[Begin Record list]

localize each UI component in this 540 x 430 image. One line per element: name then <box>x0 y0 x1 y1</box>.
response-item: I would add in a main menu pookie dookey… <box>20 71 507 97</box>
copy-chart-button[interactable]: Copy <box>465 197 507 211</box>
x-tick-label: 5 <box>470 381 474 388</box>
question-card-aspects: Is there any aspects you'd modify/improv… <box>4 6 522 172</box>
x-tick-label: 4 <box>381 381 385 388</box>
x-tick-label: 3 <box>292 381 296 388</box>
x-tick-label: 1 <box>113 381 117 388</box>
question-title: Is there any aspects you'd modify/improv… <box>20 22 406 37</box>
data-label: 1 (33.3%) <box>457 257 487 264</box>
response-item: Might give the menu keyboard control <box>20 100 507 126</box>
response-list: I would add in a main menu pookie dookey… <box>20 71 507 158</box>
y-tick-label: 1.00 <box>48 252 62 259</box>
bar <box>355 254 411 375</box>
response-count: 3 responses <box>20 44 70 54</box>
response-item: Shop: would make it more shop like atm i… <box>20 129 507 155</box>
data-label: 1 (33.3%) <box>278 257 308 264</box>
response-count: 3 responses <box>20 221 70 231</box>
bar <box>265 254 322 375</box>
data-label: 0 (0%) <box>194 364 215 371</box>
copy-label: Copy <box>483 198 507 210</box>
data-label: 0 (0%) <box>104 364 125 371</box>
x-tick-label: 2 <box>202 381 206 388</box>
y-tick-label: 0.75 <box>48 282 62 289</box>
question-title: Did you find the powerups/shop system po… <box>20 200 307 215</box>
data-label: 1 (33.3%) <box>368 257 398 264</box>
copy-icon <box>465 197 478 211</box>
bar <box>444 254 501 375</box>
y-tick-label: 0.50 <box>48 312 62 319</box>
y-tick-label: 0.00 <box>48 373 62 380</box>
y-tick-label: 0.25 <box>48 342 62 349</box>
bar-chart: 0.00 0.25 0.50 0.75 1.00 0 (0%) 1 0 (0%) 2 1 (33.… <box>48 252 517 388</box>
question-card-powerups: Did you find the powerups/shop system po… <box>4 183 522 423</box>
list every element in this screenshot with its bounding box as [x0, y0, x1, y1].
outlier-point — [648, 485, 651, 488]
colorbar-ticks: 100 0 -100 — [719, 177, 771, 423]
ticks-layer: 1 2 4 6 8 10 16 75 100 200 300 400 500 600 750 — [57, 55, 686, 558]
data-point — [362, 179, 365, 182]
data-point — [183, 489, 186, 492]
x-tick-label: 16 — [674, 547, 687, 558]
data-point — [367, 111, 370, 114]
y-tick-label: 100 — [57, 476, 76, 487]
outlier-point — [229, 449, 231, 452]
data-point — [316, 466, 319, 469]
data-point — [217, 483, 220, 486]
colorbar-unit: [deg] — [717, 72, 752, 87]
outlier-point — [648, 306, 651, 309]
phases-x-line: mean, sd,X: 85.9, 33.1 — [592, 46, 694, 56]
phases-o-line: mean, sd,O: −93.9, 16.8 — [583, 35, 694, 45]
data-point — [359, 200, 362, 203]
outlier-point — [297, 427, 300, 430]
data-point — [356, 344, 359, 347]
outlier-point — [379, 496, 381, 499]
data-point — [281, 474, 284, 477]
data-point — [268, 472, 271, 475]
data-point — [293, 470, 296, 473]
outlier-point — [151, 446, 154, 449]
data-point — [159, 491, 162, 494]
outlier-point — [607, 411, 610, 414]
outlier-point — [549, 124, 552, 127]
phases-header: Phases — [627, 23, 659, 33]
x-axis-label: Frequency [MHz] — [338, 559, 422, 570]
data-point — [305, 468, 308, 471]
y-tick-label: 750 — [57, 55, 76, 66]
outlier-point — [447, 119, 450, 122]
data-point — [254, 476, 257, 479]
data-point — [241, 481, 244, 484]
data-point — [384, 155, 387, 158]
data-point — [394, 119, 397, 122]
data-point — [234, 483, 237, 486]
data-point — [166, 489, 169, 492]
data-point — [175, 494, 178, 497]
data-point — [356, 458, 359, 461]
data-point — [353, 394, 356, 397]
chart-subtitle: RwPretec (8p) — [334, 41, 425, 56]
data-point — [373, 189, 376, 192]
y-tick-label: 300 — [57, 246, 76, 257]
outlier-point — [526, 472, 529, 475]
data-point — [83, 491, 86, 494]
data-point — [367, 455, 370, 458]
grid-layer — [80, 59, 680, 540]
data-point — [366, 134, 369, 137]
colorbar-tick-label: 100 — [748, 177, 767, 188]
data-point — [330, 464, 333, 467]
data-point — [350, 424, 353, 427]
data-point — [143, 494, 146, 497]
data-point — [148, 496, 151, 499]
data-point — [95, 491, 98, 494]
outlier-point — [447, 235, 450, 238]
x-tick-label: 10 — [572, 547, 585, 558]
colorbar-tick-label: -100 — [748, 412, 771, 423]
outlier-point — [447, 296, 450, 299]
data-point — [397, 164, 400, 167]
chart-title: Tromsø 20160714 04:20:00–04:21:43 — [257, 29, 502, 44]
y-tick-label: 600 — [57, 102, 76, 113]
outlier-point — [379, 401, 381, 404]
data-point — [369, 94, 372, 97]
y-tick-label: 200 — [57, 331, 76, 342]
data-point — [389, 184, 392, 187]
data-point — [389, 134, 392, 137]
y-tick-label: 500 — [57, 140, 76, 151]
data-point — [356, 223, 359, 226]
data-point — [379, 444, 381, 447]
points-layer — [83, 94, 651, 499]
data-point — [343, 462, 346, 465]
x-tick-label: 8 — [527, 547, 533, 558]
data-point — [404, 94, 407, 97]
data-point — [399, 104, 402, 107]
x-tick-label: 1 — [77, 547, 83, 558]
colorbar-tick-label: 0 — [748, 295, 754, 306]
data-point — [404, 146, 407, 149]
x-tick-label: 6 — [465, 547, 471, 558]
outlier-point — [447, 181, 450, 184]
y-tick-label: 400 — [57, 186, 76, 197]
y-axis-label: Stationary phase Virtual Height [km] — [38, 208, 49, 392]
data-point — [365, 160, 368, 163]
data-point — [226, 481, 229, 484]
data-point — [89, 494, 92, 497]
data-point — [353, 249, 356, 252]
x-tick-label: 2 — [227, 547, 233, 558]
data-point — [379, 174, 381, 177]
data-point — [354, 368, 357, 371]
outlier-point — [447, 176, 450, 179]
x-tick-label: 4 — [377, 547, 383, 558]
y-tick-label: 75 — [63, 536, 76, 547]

[End Record list]

Given exercise:
Reproduce the rows above line for line, keeping every character unchanged.

Solution for this problem:
localize each UI component in this 540 x 430 image. One line per element: name then <box>x0 y0 x1 y1</box>.
response-item: I would add in a main menu pookie dookey… <box>20 71 507 97</box>
copy-chart-button[interactable]: Copy <box>465 197 507 211</box>
x-tick-label: 5 <box>470 381 474 388</box>
question-card-aspects: Is there any aspects you'd modify/improv… <box>4 6 522 172</box>
x-tick-label: 4 <box>381 381 385 388</box>
x-tick-label: 3 <box>292 381 296 388</box>
x-tick-label: 1 <box>113 381 117 388</box>
question-title: Is there any aspects you'd modify/improv… <box>20 22 406 37</box>
data-label: 1 (33.3%) <box>457 257 487 264</box>
response-item: Might give the menu keyboard control <box>20 100 507 126</box>
response-list: I would add in a main menu pookie dookey… <box>20 71 507 158</box>
y-tick-label: 1.00 <box>48 252 62 259</box>
bar <box>355 254 411 375</box>
response-count: 3 responses <box>20 44 70 54</box>
response-item: Shop: would make it more shop like atm i… <box>20 129 507 155</box>
data-label: 1 (33.3%) <box>278 257 308 264</box>
response-count: 3 responses <box>20 221 70 231</box>
bar <box>265 254 322 375</box>
data-label: 0 (0%) <box>194 364 215 371</box>
copy-label: Copy <box>483 198 507 210</box>
data-label: 0 (0%) <box>104 364 125 371</box>
x-tick-label: 2 <box>202 381 206 388</box>
y-tick-label: 0.75 <box>48 282 62 289</box>
question-title: Did you find the powerups/shop system po… <box>20 200 307 215</box>
data-label: 1 (33.3%) <box>368 257 398 264</box>
copy-icon <box>465 197 478 211</box>
bar <box>444 254 501 375</box>
y-tick-label: 0.50 <box>48 312 62 319</box>
y-tick-label: 0.00 <box>48 373 62 380</box>
y-tick-label: 0.25 <box>48 342 62 349</box>
bar-chart: 0.00 0.25 0.50 0.75 1.00 0 (0%) 1 0 (0%) 2 1 (33.… <box>48 252 517 388</box>
question-card-powerups: Did you find the powerups/shop system po… <box>4 183 522 423</box>
list every element in this screenshot with its bounding box as [x0, y0, x1, y1].
outlier-point — [648, 485, 651, 488]
colorbar-ticks: 100 0 -100 — [719, 177, 771, 423]
ticks-layer: 1 2 4 6 8 10 16 75 100 200 300 400 500 600 750 — [57, 55, 686, 558]
data-point — [362, 179, 365, 182]
data-point — [183, 489, 186, 492]
x-tick-label: 16 — [674, 547, 687, 558]
data-point — [367, 111, 370, 114]
y-tick-label: 100 — [57, 476, 76, 487]
outlier-point — [229, 449, 231, 452]
data-point — [316, 466, 319, 469]
data-point — [217, 483, 220, 486]
colorbar-unit: [deg] — [717, 72, 752, 87]
outlier-point — [648, 306, 651, 309]
phases-x-line: mean, sd,X: 85.9, 33.1 — [592, 46, 694, 56]
phases-o-line: mean, sd,O: −93.9, 16.8 — [583, 35, 694, 45]
data-point — [359, 200, 362, 203]
outlier-point — [297, 427, 300, 430]
data-point — [356, 344, 359, 347]
outlier-point — [379, 496, 381, 499]
data-point — [281, 474, 284, 477]
data-point — [268, 472, 271, 475]
data-point — [293, 470, 296, 473]
outlier-point — [151, 446, 154, 449]
data-point — [159, 491, 162, 494]
outlier-point — [607, 411, 610, 414]
outlier-point — [549, 124, 552, 127]
phases-header: Phases — [627, 23, 659, 33]
x-axis-label: Frequency [MHz] — [338, 559, 422, 570]
data-point — [305, 468, 308, 471]
y-tick-label: 750 — [57, 55, 76, 66]
outlier-point — [447, 119, 450, 122]
data-point — [254, 476, 257, 479]
data-point — [241, 481, 244, 484]
data-point — [384, 155, 387, 158]
data-point — [394, 119, 397, 122]
data-point — [234, 483, 237, 486]
data-point — [166, 489, 169, 492]
data-point — [175, 494, 178, 497]
data-point — [356, 458, 359, 461]
data-point — [353, 394, 356, 397]
chart-subtitle: RwPretec (8p) — [334, 41, 425, 56]
data-point — [373, 189, 376, 192]
y-tick-label: 300 — [57, 246, 76, 257]
outlier-point — [526, 472, 529, 475]
data-point — [83, 491, 86, 494]
data-point — [367, 455, 370, 458]
grid-layer — [80, 59, 680, 540]
data-point — [366, 134, 369, 137]
colorbar-tick-label: 100 — [748, 177, 767, 188]
data-point — [330, 464, 333, 467]
data-point — [350, 424, 353, 427]
data-point — [143, 494, 146, 497]
data-point — [148, 496, 151, 499]
data-point — [95, 491, 98, 494]
outlier-point — [447, 235, 450, 238]
x-tick-label: 10 — [572, 547, 585, 558]
colorbar-tick-label: -100 — [748, 412, 771, 423]
outlier-point — [447, 296, 450, 299]
data-point — [397, 164, 400, 167]
chart-title: Tromsø 20160714 04:20:00–04:21:43 — [257, 29, 502, 44]
y-tick-label: 600 — [57, 102, 76, 113]
outlier-point — [379, 401, 381, 404]
data-point — [369, 94, 372, 97]
y-tick-label: 200 — [57, 331, 76, 342]
data-point — [389, 184, 392, 187]
data-point — [389, 134, 392, 137]
y-tick-label: 500 — [57, 140, 76, 151]
data-point — [356, 223, 359, 226]
data-point — [379, 444, 381, 447]
points-layer — [83, 94, 651, 499]
data-point — [343, 462, 346, 465]
x-tick-label: 8 — [527, 547, 533, 558]
data-point — [404, 94, 407, 97]
data-point — [399, 104, 402, 107]
x-tick-label: 1 — [77, 547, 83, 558]
colorbar-tick-label: 0 — [748, 295, 754, 306]
data-point — [404, 146, 407, 149]
x-tick-label: 6 — [465, 547, 471, 558]
outlier-point — [447, 181, 450, 184]
y-tick-label: 400 — [57, 186, 76, 197]
y-axis-label: Stationary phase Virtual Height [km] — [38, 208, 49, 392]
data-point — [365, 160, 368, 163]
data-point — [226, 481, 229, 484]
data-point — [89, 494, 92, 497]
data-point — [353, 249, 356, 252]
x-tick-label: 2 — [227, 547, 233, 558]
data-point — [379, 174, 381, 177]
data-point — [354, 368, 357, 371]
outlier-point — [447, 176, 450, 179]
x-tick-label: 4 — [377, 547, 383, 558]
y-tick-label: 75 — [63, 536, 76, 547]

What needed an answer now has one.